■ WORK TO COMPLETE:
Go through the listing and pick out each line with the word "schematic" in it.

---------- SUPPLIED RECORDS

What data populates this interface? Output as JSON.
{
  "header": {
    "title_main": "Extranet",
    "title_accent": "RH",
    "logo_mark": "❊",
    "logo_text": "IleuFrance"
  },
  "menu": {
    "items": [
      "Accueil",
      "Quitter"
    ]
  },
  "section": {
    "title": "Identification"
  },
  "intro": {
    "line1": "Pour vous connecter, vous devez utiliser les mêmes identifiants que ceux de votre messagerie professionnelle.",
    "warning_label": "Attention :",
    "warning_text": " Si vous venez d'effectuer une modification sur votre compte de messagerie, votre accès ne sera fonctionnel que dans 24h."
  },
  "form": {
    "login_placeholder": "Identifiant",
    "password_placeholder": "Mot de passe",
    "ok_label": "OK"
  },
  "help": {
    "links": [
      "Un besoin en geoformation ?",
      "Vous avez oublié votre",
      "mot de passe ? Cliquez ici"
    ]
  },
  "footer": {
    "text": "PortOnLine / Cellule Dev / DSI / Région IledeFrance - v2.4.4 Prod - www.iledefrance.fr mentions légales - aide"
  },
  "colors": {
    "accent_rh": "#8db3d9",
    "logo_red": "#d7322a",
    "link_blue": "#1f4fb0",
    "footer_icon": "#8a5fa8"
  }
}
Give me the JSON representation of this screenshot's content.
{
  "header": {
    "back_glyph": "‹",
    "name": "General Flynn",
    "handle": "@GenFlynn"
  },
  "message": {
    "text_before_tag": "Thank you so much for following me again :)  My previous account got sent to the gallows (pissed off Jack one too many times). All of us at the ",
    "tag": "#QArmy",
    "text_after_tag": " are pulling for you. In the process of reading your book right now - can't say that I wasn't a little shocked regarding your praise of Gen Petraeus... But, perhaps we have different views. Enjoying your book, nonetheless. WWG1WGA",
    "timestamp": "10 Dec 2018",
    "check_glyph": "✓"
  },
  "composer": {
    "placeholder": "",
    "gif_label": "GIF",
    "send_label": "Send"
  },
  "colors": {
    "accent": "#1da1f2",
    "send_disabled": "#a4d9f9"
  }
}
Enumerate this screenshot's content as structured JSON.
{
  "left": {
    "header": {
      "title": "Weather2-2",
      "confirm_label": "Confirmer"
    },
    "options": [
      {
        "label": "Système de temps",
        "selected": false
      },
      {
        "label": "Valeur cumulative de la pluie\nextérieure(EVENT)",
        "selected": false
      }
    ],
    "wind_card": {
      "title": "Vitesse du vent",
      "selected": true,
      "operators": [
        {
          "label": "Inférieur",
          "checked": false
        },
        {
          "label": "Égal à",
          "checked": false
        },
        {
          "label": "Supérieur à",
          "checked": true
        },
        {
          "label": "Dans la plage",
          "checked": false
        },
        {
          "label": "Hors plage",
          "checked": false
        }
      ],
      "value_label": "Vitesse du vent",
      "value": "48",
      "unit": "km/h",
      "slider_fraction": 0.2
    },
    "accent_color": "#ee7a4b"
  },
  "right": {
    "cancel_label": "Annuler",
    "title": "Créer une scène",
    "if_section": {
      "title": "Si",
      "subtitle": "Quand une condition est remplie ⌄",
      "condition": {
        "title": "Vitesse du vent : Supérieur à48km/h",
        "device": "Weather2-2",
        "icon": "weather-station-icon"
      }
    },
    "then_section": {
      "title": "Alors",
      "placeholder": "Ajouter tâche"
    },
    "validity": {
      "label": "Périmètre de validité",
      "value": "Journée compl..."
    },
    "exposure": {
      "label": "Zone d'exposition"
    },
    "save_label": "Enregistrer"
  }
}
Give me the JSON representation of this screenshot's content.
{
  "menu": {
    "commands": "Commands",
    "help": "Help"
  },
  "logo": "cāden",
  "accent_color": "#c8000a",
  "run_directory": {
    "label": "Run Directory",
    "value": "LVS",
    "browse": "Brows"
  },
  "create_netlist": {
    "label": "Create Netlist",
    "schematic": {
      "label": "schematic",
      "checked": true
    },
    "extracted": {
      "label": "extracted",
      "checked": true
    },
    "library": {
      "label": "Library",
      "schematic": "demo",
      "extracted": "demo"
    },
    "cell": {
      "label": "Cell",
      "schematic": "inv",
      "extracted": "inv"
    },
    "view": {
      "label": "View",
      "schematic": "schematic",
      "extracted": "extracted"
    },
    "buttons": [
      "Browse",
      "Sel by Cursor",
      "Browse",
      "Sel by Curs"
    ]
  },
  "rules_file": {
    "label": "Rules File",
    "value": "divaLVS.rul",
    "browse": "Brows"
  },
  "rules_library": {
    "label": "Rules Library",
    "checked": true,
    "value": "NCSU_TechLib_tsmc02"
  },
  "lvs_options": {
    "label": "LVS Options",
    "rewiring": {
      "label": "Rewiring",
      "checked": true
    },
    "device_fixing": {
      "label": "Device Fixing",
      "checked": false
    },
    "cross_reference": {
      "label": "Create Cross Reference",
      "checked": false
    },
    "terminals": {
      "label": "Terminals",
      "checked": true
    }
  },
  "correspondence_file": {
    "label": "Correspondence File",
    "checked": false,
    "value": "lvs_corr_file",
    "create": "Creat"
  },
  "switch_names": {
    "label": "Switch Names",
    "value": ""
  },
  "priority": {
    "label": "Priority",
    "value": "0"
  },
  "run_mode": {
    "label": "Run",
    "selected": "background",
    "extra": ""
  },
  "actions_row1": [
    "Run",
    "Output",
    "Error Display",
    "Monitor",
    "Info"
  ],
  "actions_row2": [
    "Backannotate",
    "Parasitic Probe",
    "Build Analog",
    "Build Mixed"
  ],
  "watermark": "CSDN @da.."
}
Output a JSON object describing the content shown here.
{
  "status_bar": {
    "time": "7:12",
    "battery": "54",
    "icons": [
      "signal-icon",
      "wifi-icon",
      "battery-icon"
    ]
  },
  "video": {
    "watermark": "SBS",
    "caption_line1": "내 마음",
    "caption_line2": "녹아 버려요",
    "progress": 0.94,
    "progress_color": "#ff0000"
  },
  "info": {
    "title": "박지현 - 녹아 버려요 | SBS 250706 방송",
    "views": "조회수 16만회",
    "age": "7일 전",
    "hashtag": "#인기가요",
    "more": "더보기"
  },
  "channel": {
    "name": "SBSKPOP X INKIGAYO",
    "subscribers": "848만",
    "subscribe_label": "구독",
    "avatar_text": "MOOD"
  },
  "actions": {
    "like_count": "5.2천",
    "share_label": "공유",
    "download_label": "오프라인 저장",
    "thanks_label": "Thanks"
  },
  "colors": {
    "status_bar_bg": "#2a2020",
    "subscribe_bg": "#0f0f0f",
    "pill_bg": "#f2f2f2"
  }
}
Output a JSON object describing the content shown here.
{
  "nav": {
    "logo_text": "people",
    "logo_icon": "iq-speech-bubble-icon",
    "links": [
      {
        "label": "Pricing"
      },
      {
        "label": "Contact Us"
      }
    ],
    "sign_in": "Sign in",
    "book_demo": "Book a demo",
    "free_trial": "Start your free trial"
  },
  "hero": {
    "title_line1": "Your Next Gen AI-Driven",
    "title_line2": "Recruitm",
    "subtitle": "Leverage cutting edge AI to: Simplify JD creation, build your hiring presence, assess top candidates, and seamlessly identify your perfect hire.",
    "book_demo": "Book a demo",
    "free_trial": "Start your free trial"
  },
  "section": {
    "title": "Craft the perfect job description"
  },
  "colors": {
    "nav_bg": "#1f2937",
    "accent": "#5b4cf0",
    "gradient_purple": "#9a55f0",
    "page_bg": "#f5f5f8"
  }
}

--------------------

■ THE REPLY:
    "schematic": {
      "label": "schematic",
      "schematic": "demo",
      "schematic": "inv",
      "schematic": "schematic",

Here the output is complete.